§ Instructions to follow: Extract all lines in the data that contain the word "Walk".

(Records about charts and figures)
%%

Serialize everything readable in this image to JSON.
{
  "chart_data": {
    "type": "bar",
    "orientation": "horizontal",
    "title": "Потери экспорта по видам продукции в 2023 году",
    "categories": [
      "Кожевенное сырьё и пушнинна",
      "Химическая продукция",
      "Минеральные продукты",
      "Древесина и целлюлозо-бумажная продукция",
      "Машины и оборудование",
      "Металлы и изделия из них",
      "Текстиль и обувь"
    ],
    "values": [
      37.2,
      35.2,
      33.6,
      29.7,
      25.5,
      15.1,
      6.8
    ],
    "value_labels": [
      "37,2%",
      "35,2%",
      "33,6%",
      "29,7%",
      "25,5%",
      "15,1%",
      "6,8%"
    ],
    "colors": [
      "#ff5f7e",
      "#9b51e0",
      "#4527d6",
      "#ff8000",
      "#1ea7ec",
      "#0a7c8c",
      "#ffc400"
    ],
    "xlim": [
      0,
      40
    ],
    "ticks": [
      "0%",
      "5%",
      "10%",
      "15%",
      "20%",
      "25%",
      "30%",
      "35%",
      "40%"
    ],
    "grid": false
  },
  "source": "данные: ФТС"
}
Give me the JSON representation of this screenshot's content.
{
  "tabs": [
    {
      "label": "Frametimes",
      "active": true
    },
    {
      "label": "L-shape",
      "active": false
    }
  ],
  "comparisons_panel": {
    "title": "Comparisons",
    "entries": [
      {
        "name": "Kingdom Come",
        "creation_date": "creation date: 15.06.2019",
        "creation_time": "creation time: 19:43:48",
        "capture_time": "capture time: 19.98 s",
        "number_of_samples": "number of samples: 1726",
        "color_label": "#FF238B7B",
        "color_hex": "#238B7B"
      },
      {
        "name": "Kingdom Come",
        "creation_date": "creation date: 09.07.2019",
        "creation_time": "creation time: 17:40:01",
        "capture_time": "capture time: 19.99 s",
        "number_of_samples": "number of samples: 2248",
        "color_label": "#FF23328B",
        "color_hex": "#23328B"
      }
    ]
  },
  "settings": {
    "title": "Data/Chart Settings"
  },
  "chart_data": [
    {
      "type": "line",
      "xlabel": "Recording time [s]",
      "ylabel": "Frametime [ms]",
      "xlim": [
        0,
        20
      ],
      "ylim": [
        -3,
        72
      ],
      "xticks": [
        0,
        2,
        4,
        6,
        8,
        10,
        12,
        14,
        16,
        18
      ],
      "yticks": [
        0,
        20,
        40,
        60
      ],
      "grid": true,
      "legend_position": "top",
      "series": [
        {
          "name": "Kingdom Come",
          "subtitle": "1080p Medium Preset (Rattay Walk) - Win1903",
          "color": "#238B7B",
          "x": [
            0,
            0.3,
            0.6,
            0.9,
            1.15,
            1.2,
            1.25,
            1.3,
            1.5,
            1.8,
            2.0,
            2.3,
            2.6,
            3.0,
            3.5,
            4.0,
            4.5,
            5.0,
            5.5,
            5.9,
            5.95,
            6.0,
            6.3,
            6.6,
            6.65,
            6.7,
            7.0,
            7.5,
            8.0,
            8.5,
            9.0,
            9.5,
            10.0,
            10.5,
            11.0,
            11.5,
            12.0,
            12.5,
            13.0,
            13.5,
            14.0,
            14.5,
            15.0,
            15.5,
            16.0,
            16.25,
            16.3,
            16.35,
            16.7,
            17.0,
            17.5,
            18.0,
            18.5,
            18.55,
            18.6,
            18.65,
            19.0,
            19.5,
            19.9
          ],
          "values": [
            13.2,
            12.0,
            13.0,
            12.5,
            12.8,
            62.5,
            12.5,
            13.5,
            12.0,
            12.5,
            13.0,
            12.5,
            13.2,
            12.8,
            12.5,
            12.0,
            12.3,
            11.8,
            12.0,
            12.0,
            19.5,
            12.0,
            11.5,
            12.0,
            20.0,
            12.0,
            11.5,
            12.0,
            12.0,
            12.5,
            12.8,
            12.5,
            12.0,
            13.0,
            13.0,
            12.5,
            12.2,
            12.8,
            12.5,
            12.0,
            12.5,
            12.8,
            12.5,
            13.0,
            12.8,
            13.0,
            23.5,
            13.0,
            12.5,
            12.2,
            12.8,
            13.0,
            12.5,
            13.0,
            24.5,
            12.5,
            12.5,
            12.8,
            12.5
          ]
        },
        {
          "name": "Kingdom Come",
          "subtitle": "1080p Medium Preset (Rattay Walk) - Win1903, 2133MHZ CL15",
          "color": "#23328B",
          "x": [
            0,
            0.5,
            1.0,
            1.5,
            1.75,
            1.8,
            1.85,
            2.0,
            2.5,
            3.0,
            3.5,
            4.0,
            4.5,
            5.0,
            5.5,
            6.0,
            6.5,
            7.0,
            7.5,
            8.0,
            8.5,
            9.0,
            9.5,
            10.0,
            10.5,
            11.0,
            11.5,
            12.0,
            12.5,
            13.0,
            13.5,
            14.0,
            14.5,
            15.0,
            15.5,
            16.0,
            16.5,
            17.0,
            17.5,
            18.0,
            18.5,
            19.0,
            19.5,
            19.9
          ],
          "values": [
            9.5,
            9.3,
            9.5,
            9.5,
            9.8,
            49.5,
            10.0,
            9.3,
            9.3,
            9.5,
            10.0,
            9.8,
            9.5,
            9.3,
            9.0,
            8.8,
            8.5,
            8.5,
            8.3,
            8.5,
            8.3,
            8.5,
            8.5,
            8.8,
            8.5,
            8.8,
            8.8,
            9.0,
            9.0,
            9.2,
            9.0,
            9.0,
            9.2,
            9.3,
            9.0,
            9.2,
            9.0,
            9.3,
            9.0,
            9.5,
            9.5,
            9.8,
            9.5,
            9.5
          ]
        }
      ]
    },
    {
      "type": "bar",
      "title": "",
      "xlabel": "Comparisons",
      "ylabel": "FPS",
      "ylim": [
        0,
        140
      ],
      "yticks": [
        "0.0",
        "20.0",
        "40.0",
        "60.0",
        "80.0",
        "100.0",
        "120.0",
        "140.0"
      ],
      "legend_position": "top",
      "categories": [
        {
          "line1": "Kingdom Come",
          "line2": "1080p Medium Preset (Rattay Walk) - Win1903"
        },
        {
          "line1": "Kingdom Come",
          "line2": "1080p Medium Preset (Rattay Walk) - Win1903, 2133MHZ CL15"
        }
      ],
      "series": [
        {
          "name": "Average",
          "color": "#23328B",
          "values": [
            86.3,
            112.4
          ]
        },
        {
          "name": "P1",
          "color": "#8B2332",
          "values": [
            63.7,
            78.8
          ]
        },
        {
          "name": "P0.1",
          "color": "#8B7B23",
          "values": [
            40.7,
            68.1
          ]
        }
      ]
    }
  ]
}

%%

§ Full output:
          "subtitle": "1080p Medium Preset (Rattay Walk) - Win1903",
          "subtitle": "1080p Medium Preset (Rattay Walk) - Win1903, 2133MHZ CL15",
          "line2": "1080p Medium Preset (Rattay Walk) - Win1903"
          "line2": "1080p Medium Preset (Rattay Walk) - Win1903, 2133MHZ CL15"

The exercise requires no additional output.